## SUPPLIED RECORDS

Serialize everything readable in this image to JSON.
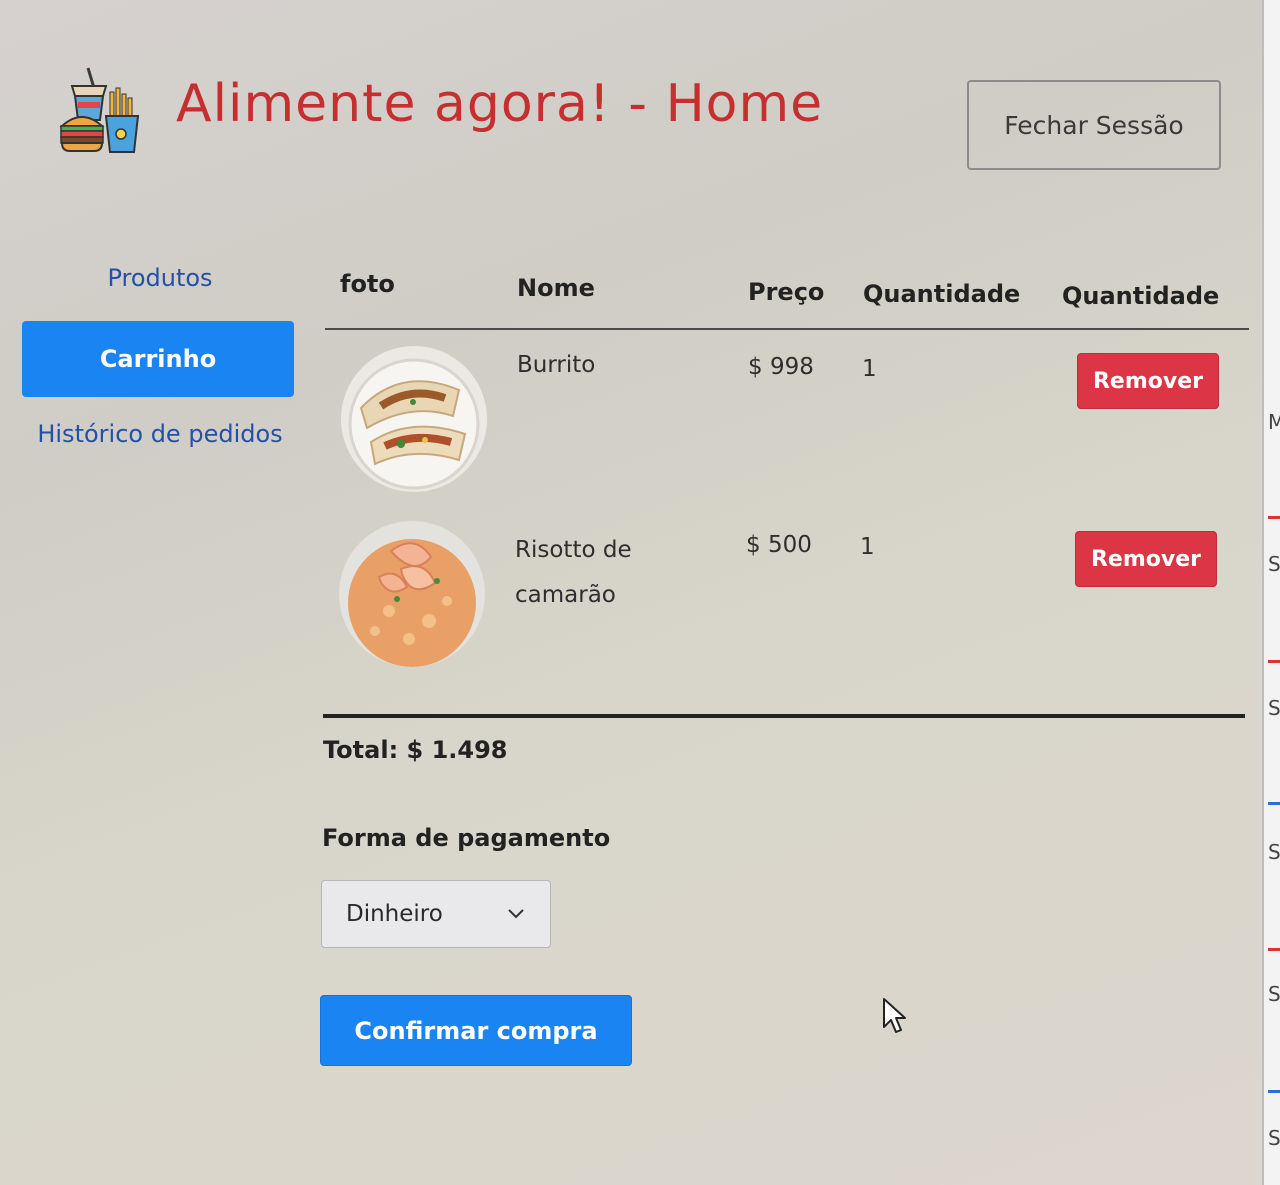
{
  "header": {
    "title": "Alimente agora! - Home",
    "logout_label": "Fechar Sessão",
    "logo_icon": "fast-food-icon"
  },
  "sidebar": {
    "items": [
      {
        "label": "Produtos",
        "active": false
      },
      {
        "label": "Carrinho",
        "active": true
      },
      {
        "label": "Histórico de pedidos",
        "active": false
      }
    ]
  },
  "cart_table": {
    "headers": [
      "foto",
      "Nome",
      "Preço",
      "Quantidade",
      "Quantidade"
    ],
    "rows": [
      {
        "image": "burrito-photo",
        "name": "Burrito",
        "price": "$ 998",
        "quantity": "1",
        "action": "Remover"
      },
      {
        "image": "shrimp-risotto-photo",
        "name": "Risotto de camarão",
        "price": "$ 500",
        "quantity": "1",
        "action": "Remover"
      }
    ],
    "total": "Total: $ 1.498"
  },
  "payment": {
    "label": "Forma de pagamento",
    "selected": "Dinheiro",
    "confirm_label": "Confirmar compra"
  },
  "colors": {
    "primary": "#1a84f2",
    "danger": "#dc3545",
    "title": "#c62f2f",
    "nav_link": "#2550a8"
  },
  "edge_strip": {
    "letters": [
      "M",
      "S",
      "S",
      "S",
      "S",
      "S"
    ]
  }
}
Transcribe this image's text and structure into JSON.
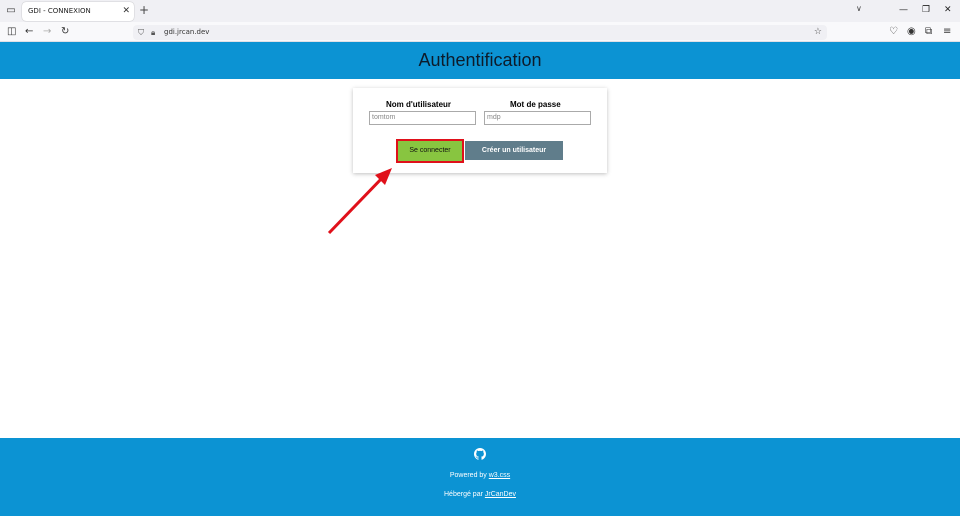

## TASK REQUIREMENTS
Pick out every line above that holds the word "this" and copy it.

## FINAL RESULT
Serialize everything readable in this image to JSON.
Transcribe this image's text and structure into JSON.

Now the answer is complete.